● Direction:
Copy out, from the entries below, each line holding the string "Read".

=-=-=-=-=

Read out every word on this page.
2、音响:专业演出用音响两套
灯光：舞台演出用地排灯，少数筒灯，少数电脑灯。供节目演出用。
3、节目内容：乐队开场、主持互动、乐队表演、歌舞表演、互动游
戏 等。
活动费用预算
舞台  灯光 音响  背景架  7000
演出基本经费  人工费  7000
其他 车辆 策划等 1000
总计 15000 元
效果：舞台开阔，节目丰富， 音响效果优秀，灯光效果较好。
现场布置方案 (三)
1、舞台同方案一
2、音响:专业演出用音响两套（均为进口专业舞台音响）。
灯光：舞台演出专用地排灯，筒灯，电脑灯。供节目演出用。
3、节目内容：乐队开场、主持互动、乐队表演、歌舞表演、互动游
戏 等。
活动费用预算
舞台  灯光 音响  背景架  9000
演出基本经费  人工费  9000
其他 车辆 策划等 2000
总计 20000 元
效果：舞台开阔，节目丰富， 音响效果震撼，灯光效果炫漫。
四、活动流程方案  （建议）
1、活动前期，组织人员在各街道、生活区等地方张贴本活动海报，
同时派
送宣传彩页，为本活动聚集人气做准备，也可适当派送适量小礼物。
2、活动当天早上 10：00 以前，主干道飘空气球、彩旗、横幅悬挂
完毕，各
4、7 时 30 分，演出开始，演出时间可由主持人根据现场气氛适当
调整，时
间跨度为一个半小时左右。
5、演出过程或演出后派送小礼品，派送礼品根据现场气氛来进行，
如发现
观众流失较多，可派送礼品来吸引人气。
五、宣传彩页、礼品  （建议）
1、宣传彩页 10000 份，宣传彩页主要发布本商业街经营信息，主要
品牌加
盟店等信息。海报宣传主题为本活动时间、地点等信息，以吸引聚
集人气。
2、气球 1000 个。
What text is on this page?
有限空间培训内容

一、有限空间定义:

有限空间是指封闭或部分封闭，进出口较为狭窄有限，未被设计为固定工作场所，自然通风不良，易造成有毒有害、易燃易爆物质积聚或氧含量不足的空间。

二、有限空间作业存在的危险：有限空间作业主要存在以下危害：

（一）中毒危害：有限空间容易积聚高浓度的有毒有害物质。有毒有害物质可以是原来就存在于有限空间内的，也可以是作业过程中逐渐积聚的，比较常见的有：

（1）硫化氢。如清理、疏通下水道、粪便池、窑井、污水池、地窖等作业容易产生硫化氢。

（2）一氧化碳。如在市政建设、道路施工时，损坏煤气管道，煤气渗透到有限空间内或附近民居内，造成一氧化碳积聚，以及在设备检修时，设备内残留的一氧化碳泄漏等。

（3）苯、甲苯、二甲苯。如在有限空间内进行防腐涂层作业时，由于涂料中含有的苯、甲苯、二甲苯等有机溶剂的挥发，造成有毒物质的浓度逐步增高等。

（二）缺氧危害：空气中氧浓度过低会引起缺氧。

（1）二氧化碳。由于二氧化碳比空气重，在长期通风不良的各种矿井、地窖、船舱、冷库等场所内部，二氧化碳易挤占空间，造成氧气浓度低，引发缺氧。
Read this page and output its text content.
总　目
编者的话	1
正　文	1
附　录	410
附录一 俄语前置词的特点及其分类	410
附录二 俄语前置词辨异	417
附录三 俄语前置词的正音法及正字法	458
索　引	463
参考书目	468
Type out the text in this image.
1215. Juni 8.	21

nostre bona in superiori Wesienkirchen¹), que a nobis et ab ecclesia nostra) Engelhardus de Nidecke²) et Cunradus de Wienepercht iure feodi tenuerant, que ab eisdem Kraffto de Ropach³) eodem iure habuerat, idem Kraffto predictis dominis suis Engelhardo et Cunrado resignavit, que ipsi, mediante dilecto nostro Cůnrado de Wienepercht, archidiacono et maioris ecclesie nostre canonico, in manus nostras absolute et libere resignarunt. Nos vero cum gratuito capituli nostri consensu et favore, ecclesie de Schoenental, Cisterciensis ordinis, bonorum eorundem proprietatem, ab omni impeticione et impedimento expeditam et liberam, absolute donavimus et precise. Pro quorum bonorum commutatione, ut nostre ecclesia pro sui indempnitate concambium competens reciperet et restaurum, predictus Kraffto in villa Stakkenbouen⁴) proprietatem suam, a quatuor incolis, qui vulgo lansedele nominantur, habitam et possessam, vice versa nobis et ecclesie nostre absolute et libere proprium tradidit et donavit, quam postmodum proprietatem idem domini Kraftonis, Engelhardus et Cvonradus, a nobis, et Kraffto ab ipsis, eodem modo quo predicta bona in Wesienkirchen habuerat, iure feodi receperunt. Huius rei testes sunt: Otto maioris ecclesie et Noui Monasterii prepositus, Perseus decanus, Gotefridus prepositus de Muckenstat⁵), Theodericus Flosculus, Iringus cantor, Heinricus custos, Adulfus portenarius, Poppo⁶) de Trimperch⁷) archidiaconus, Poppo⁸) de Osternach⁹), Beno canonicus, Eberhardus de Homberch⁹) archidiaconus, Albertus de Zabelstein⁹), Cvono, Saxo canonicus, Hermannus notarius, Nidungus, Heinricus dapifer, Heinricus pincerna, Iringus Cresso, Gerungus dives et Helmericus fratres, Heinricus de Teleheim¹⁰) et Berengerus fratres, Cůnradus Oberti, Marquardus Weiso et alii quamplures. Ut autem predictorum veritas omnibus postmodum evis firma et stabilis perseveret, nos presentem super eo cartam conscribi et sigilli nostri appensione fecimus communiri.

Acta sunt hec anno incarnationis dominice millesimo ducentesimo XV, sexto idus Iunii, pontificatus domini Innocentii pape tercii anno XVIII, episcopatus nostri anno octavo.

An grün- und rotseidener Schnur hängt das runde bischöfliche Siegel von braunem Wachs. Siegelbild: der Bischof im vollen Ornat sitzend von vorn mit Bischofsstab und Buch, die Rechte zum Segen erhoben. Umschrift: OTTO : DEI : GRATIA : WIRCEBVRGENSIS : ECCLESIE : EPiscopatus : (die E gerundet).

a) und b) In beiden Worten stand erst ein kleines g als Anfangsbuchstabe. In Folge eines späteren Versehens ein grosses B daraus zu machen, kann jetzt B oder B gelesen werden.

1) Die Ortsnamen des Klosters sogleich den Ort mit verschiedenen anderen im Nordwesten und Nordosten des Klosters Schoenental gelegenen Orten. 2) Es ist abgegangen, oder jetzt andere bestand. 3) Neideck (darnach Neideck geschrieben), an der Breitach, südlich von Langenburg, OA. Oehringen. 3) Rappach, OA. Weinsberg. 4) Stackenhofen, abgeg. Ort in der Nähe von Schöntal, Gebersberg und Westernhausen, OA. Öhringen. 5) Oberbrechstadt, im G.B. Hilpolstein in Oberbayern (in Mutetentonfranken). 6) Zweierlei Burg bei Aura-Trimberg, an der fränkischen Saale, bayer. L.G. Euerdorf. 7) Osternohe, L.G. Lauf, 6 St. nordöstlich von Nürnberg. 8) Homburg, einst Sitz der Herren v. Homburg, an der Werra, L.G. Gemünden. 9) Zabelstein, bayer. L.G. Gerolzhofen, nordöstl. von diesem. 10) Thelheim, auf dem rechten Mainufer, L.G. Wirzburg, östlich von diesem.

=-=-=-=-=

● Result for this exercise:
Read out every word on this page.
Read this page and output its text content.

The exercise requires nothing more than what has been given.